What is required: Copy everything from the first of the rows below down to the row containing "grid-cell [308,194,312,201]", both included, reproducing each line without any change.

Source data:
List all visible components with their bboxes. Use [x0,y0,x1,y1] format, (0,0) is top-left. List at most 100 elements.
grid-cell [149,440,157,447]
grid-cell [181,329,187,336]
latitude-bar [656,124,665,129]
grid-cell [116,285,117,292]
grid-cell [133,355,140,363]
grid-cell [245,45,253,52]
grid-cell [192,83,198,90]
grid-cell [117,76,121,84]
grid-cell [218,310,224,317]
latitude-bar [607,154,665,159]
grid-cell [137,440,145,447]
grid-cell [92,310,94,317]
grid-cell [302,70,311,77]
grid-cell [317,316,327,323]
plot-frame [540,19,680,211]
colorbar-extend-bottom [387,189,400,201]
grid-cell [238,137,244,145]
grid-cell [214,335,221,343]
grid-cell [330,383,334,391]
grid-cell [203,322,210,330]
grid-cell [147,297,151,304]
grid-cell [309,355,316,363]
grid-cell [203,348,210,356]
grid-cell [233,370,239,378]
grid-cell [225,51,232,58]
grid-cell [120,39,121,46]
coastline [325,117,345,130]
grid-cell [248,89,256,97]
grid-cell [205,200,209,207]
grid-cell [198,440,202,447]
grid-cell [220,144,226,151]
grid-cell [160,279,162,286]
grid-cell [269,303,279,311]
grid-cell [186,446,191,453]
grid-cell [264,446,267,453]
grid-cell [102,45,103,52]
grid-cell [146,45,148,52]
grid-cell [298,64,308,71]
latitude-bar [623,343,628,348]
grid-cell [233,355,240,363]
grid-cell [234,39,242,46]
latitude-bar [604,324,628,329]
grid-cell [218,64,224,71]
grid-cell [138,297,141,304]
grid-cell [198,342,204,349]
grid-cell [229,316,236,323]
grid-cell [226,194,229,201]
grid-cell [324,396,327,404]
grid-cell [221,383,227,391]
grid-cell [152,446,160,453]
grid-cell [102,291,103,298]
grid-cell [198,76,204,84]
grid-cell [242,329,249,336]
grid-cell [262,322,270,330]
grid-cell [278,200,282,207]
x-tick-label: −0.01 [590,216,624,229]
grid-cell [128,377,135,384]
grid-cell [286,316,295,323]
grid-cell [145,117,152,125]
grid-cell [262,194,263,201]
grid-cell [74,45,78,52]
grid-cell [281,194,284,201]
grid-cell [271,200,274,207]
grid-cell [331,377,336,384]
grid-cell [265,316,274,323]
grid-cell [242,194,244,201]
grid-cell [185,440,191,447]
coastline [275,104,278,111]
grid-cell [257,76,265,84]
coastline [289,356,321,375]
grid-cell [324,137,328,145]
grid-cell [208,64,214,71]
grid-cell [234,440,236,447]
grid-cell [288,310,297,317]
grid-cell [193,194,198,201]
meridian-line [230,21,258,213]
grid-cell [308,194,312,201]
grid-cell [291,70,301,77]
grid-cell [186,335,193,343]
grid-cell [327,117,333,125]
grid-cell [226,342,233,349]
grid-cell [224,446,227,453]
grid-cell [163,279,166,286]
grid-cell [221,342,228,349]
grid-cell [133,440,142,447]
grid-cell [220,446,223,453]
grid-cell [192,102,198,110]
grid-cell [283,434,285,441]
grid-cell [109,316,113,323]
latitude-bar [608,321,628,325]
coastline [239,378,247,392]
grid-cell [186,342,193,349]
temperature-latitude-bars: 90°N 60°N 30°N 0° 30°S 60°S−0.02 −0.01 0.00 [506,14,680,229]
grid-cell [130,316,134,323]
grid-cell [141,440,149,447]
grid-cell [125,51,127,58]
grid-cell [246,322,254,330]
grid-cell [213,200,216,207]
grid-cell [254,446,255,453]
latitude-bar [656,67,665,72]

Response for this exercise:
List all visible components with their bboxes. Use [x0,y0,x1,y1] format, (0,0) is top-left. List at most 100 elements.
grid-cell [149,440,157,447]
grid-cell [181,329,187,336]
latitude-bar [656,124,665,129]
grid-cell [116,285,117,292]
grid-cell [133,355,140,363]
grid-cell [245,45,253,52]
grid-cell [192,83,198,90]
grid-cell [117,76,121,84]
grid-cell [218,310,224,317]
latitude-bar [607,154,665,159]
grid-cell [137,440,145,447]
grid-cell [92,310,94,317]
grid-cell [302,70,311,77]
grid-cell [317,316,327,323]
plot-frame [540,19,680,211]
colorbar-extend-bottom [387,189,400,201]
grid-cell [238,137,244,145]
grid-cell [214,335,221,343]
grid-cell [330,383,334,391]
grid-cell [203,322,210,330]
grid-cell [147,297,151,304]
grid-cell [309,355,316,363]
grid-cell [203,348,210,356]
grid-cell [233,370,239,378]
grid-cell [225,51,232,58]
grid-cell [120,39,121,46]
coastline [325,117,345,130]
grid-cell [248,89,256,97]
grid-cell [205,200,209,207]
grid-cell [198,440,202,447]
grid-cell [220,144,226,151]
grid-cell [160,279,162,286]
grid-cell [269,303,279,311]
grid-cell [186,446,191,453]
grid-cell [264,446,267,453]
grid-cell [102,45,103,52]
grid-cell [146,45,148,52]
grid-cell [298,64,308,71]
latitude-bar [623,343,628,348]
grid-cell [233,355,240,363]
grid-cell [234,39,242,46]
latitude-bar [604,324,628,329]
grid-cell [218,64,224,71]
grid-cell [138,297,141,304]
grid-cell [198,342,204,349]
grid-cell [229,316,236,323]
grid-cell [226,194,229,201]
grid-cell [324,396,327,404]
grid-cell [221,383,227,391]
grid-cell [152,446,160,453]
grid-cell [102,291,103,298]
grid-cell [198,76,204,84]
grid-cell [242,329,249,336]
grid-cell [262,322,270,330]
grid-cell [278,200,282,207]
x-tick-label: −0.01 [590,216,624,229]
grid-cell [128,377,135,384]
grid-cell [286,316,295,323]
grid-cell [145,117,152,125]
grid-cell [262,194,263,201]
grid-cell [74,45,78,52]
grid-cell [281,194,284,201]
grid-cell [271,200,274,207]
grid-cell [331,377,336,384]
grid-cell [265,316,274,323]
grid-cell [242,194,244,201]
grid-cell [185,440,191,447]
coastline [275,104,278,111]
grid-cell [257,76,265,84]
coastline [289,356,321,375]
grid-cell [324,137,328,145]
grid-cell [208,64,214,71]
grid-cell [234,440,236,447]
grid-cell [288,310,297,317]
grid-cell [193,194,198,201]
meridian-line [230,21,258,213]
grid-cell [308,194,312,201]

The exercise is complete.